▸ **PROBLEM**
Your task is to copy the listing exactly. Drop any pictures from the copy.
##### DATA SUPPLIED
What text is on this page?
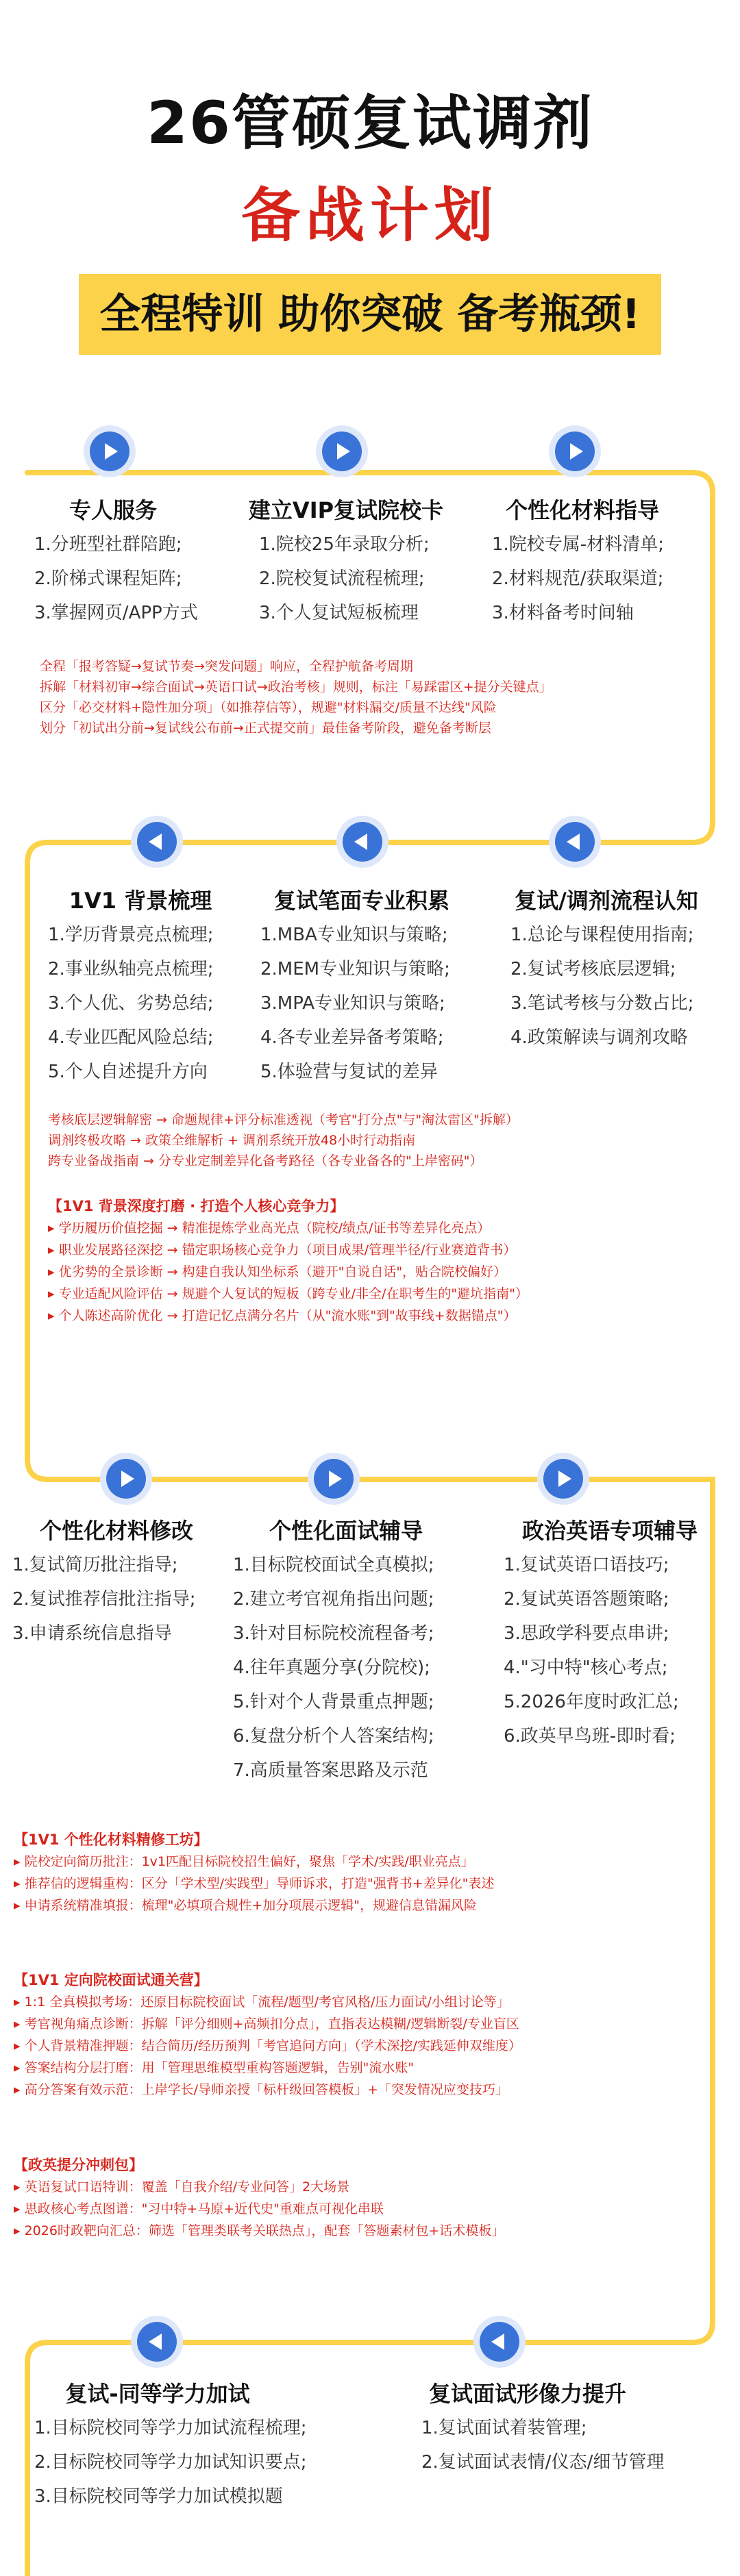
26管硕复试调剂
备战计划
全程特训 助你突破 备考瓶颈!
专人服务
1.分班型社群陪跑;
2.阶梯式课程矩阵;
3.掌握网页/APP方式
建立VIP复试院校卡
1.院校25年录取分析;
2.院校复试流程梳理;
3.个人复试短板梳理
个性化材料指导
1.院校专属-材料清单;
2.材料规范/获取渠道;
3.材料备考时间轴
全程「报考答疑→复试节奏→突发问题」响应，全程护航备考周期
拆解「材料初审→综合面试→英语口试→政治考核」规则，标注「易踩雷区+提分关键点」
区分「必交材料+隐性加分项」（如推荐信等），规避"材料漏交/质量不达线"风险
划分「初试出分前→复试线公布前→正式提交前」最佳备考阶段，避免备考断层
1V1 背景梳理
1.学历背景亮点梳理;
2.事业纵轴亮点梳理;
3.个人优、劣势总结;
4.专业匹配风险总结;
5.个人自述提升方向
复试笔面专业积累
1.MBA专业知识与策略;
2.MEM专业知识与策略;
3.MPA专业知识与策略;
4.各专业差异备考策略;
5.体验营与复试的差异
复试/调剂流程认知
1.总论与课程使用指南;
2.复试考核底层逻辑;
3.笔试考核与分数占比;
4.政策解读与调剂攻略
考核底层逻辑解密 → 命题规律+评分标准透视（考官"打分点"与"淘汰雷区"拆解）
调剂终极攻略 → 政策全维解析 + 调剂系统开放48小时行动指南
跨专业备战指南 → 分专业定制差异化备考路径（各专业备各的"上岸密码"）
【1V1 背景深度打磨 · 打造个人核心竞争力】
▸ 学历履历价值挖掘 → 精准提炼学业高光点（院校/绩点/证书等差异化亮点）
▸ 职业发展路径深挖 → 锚定职场核心竞争力（项目成果/管理半径/行业赛道背书）
▸ 优劣势的全景诊断 → 构建自我认知坐标系（避开"自说自话"，贴合院校偏好）
▸ 专业适配风险评估 → 规避个人复试的短板（跨专业/非全/在职考生的"避坑指南"）
▸ 个人陈述高阶优化 → 打造记忆点满分名片（从"流水账"到"故事线+数据锚点"）
个性化材料修改
1.复试简历批注指导;
2.复试推荐信批注指导;
3.申请系统信息指导
个性化面试辅导
1.目标院校面试全真模拟;
2.建立考官视角指出问题;
3.针对目标院校流程备考;
4.往年真题分享(分院校);
5.针对个人背景重点押题;
6.复盘分析个人答案结构;
7.高质量答案思路及示范
政治英语专项辅导
1.复试英语口语技巧;
2.复试英语答题策略;
3.思政学科要点串讲;
4."习中特"核心考点;
5.2026年度时政汇总;
6.政英早鸟班-即时看;
【1V1 个性化材料精修工坊】
▸ 院校定向简历批注：1v1匹配目标院校招生偏好，聚焦「学术/实践/职业亮点」
▸ 推荐信的逻辑重构：区分「学术型/实践型」导师诉求，打造"强背书+差异化"表述
▸ 申请系统精准填报：梳理"必填项合规性+加分项展示逻辑"，规避信息错漏风险
【1V1 定向院校面试通关营】
▸ 1:1 全真模拟考场：还原目标院校面试「流程/题型/考官风格/压力面试/小组讨论等」
▸ 考官视角痛点诊断：拆解「评分细则+高频扣分点」，直指表达模糊/逻辑断裂/专业盲区
▸ 个人背景精准押题：结合简历/经历预判「考官追问方向」（学术深挖/实践延伸双维度）
▸ 答案结构分层打磨：用「管理思维模型重构答题逻辑，告别"流水账"
▸ 高分答案有效示范：上岸学长/导师亲授「标杆级回答模板」+「突发情况应变技巧」
【政英提分冲刺包】
▸ 英语复试口语特训：覆盖「自我介绍/专业问答」2大场景
▸ 思政核心考点图谱："习中特+马原+近代史"重难点可视化串联
▸ 2026时政靶向汇总：筛选「管理类联考关联热点」，配套「答题素材包+话术模板」
复试-同等学力加试
1.目标院校同等学力加试流程梳理;
2.目标院校同等学力加试知识要点;
3.目标院校同等学力加试模拟题
复试面试形像力提升
1.复试面试着装管理;
2.复试面试表情/仪态/细节管理
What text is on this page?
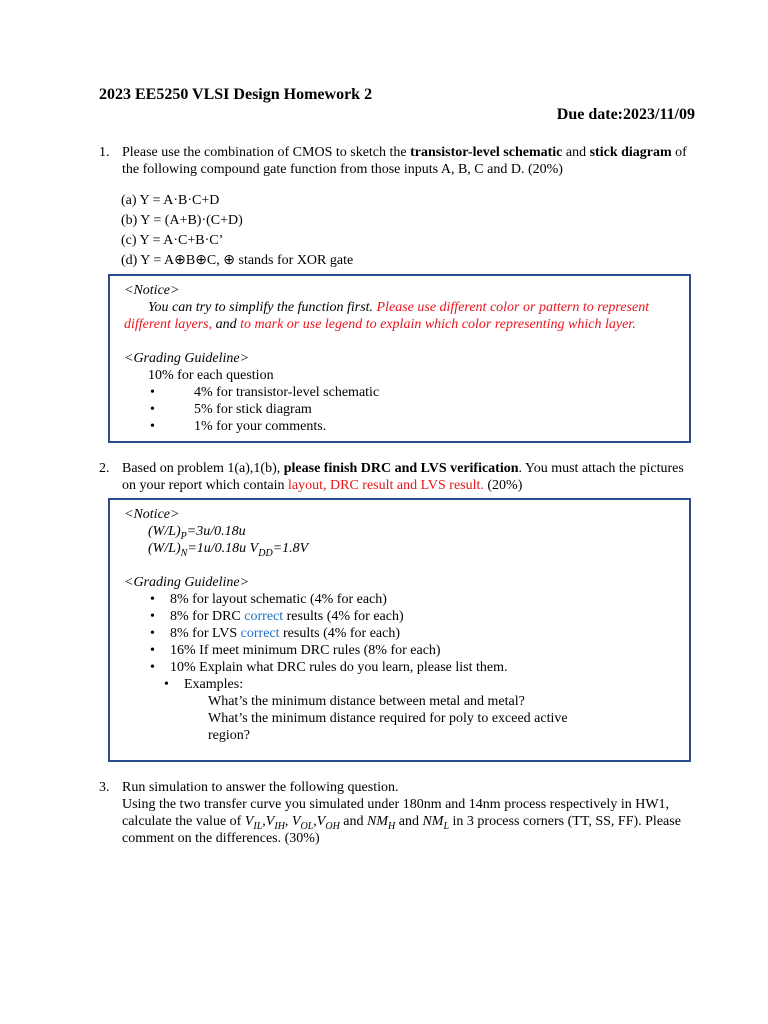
2023 EE5250 VLSI Design Homework 2
Due date:2023/11/09
1. Please use the combination of CMOS to sketch the transistor-level schematic and stick diagram of the following compound gate function from those inputs A, B, C and D. (20%)
(a) Y = A·B·C+D
(b) Y = (A+B)·(C+D)
(c) Y = A·C+B·C’
(d) Y = A⊕B⊕C, ⊕ stands for XOR gate
<Notice>
You can try to simplify the function first. Please use different color or pattern to represent different layers, and to mark or use legend to explain which color representing which layer.
<Grading Guideline>
10% for each question
• 4% for transistor-level schematic
• 5% for stick diagram
• 1% for your comments.
2. Based on problem 1(a),1(b), please finish DRC and LVS verification. You must attach the pictures on your report which contain layout, DRC result and LVS result. (20%)
<Notice>
$(W/L)_P=3u/0.18u$
$(W/L)_N=1u/0.18u$ $V_{DD}=1.8V$
<Grading Guideline>
• 8% for layout schematic (4% for each)
• 8% for DRC correct results (4% for each)
• 8% for LVS correct results (4% for each)
• 16% If meet minimum DRC rules (8% for each)
• 10% Explain what DRC rules do you learn, please list them.
• Examples:
What’s the minimum distance between metal and metal?
What’s the minimum distance required for poly to exceed active region?
3. Run simulation to answer the following question.
Using the two transfer curve you simulated under 180nm and 14nm process respectively in HW1, calculate the value of $V_{IL},V_{IH}$, $V_{OL},V_{OH}$ and $NM_H$ and $NM_L$ in 3 process corners (TT, SS, FF). Please comment on the differences. (30%)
##########
▸ **OUTPUT FOR THIS EXERCISE**
What text is on this page?
26管硕复试调剂
备战计划
全程特训 助你突破 备考瓶颈!
专人服务
1.分班型社群陪跑;
2.阶梯式课程矩阵;
3.掌握网页/APP方式
建立VIP复试院校卡
1.院校25年录取分析;
2.院校复试流程梳理;
3.个人复试短板梳理
个性化材料指导
1.院校专属-材料清单;
2.材料规范/获取渠道;
3.材料备考时间轴
全程「报考答疑→复试节奏→突发问题」响应，全程护航备考周期
拆解「材料初审→综合面试→英语口试→政治考核」规则，标注「易踩雷区+提分关键点」
区分「必交材料+隐性加分项」（如推荐信等），规避"材料漏交/质量不达线"风险
划分「初试出分前→复试线公布前→正式提交前」最佳备考阶段，避免备考断层
1V1 背景梳理
1.学历背景亮点梳理;
2.事业纵轴亮点梳理;
3.个人优、劣势总结;
4.专业匹配风险总结;
5.个人自述提升方向
复试笔面专业积累
1.MBA专业知识与策略;
2.MEM专业知识与策略;
3.MPA专业知识与策略;
4.各专业差异备考策略;
5.体验营与复试的差异
复试/调剂流程认知
1.总论与课程使用指南;
2.复试考核底层逻辑;
3.笔试考核与分数占比;
4.政策解读与调剂攻略
考核底层逻辑解密 → 命题规律+评分标准透视（考官"打分点"与"淘汰雷区"拆解）
调剂终极攻略 → 政策全维解析 + 调剂系统开放48小时行动指南
跨专业备战指南 → 分专业定制差异化备考路径（各专业备各的"上岸密码"）
【1V1 背景深度打磨 · 打造个人核心竞争力】
▸ 学历履历价值挖掘 → 精准提炼学业高光点（院校/绩点/证书等差异化亮点）
▸ 职业发展路径深挖 → 锚定职场核心竞争力（项目成果/管理半径/行业赛道背书）
▸ 优劣势的全景诊断 → 构建自我认知坐标系（避开"自说自话"，贴合院校偏好）
▸ 专业适配风险评估 → 规避个人复试的短板（跨专业/非全/在职考生的"避坑指南"）
▸ 个人陈述高阶优化 → 打造记忆点满分名片（从"流水账"到"故事线+数据锚点"）
个性化材料修改
1.复试简历批注指导;
2.复试推荐信批注指导;
3.申请系统信息指导
个性化面试辅导
1.目标院校面试全真模拟;
2.建立考官视角指出问题;
3.针对目标院校流程备考;
4.往年真题分享(分院校);
5.针对个人背景重点押题;
6.复盘分析个人答案结构;
7.高质量答案思路及示范
政治英语专项辅导
1.复试英语口语技巧;
2.复试英语答题策略;
3.思政学科要点串讲;
4."习中特"核心考点;
5.2026年度时政汇总;
6.政英早鸟班-即时看;
【1V1 个性化材料精修工坊】
▸ 院校定向简历批注：1v1匹配目标院校招生偏好，聚焦「学术/实践/职业亮点」
▸ 推荐信的逻辑重构：区分「学术型/实践型」导师诉求，打造"强背书+差异化"表述
▸ 申请系统精准填报：梳理"必填项合规性+加分项展示逻辑"，规避信息错漏风险
【1V1 定向院校面试通关营】
▸ 1:1 全真模拟考场：还原目标院校面试「流程/题型/考官风格/压力面试/小组讨论等」
▸ 考官视角痛点诊断：拆解「评分细则+高频扣分点」，直指表达模糊/逻辑断裂/专业盲区
▸ 个人背景精准押题：结合简历/经历预判「考官追问方向」（学术深挖/实践延伸双维度）
▸ 答案结构分层打磨：用「管理思维模型重构答题逻辑，告别"流水账"
▸ 高分答案有效示范：上岸学长/导师亲授「标杆级回答模板」+「突发情况应变技巧」
【政英提分冲刺包】
▸ 英语复试口语特训：覆盖「自我介绍/专业问答」2大场景
▸ 思政核心考点图谱："习中特+马原+近代史"重难点可视化串联
▸ 2026时政靶向汇总：筛选「管理类联考关联热点」，配套「答题素材包+话术模板」
复试-同等学力加试
1.目标院校同等学力加试流程梳理;
2.目标院校同等学力加试知识要点;
3.目标院校同等学力加试模拟题
复试面试形像力提升
1.复试面试着装管理;
2.复试面试表情/仪态/细节管理
What text is on this page?
2023 EE5250 VLSI Design Homework 2
Due date:2023/11/09
1. Please use the combination of CMOS to sketch the transistor-level schematic and stick diagram of the following compound gate function from those inputs A, B, C and D. (20%)
(a) Y = A·B·C+D
(b) Y = (A+B)·(C+D)
(c) Y = A·C+B·C’
(d) Y = A⊕B⊕C, ⊕ stands for XOR gate
<Notice>
You can try to simplify the function first. Please use different color or pattern to represent different layers, and to mark or use legend to explain which color representing which layer.
<Grading Guideline>
10% for each question
• 4% for transistor-level schematic
• 5% for stick diagram
• 1% for your comments.
2. Based on problem 1(a),1(b), please finish DRC and LVS verification. You must attach the pictures on your report which contain layout, DRC result and LVS result. (20%)
<Notice>
$(W/L)_P=3u/0.18u$
$(W/L)_N=1u/0.18u$ $V_{DD}=1.8V$
<Grading Guideline>
• 8% for layout schematic (4% for each)
• 8% for DRC correct results (4% for each)
• 8% for LVS correct results (4% for each)
• 16% If meet minimum DRC rules (8% for each)
• 10% Explain what DRC rules do you learn, please list them.
• Examples:
What’s the minimum distance between metal and metal?
What’s the minimum distance required for poly to exceed active region?
3. Run simulation to answer the following question.
Using the two transfer curve you simulated under 180nm and 14nm process respectively in HW1, calculate the value of $V_{IL},V_{IH}$, $V_{OL},V_{OH}$ and $NM_H$ and $NM_L$ in 3 process corners (TT, SS, FF). Please comment on the differences. (30%)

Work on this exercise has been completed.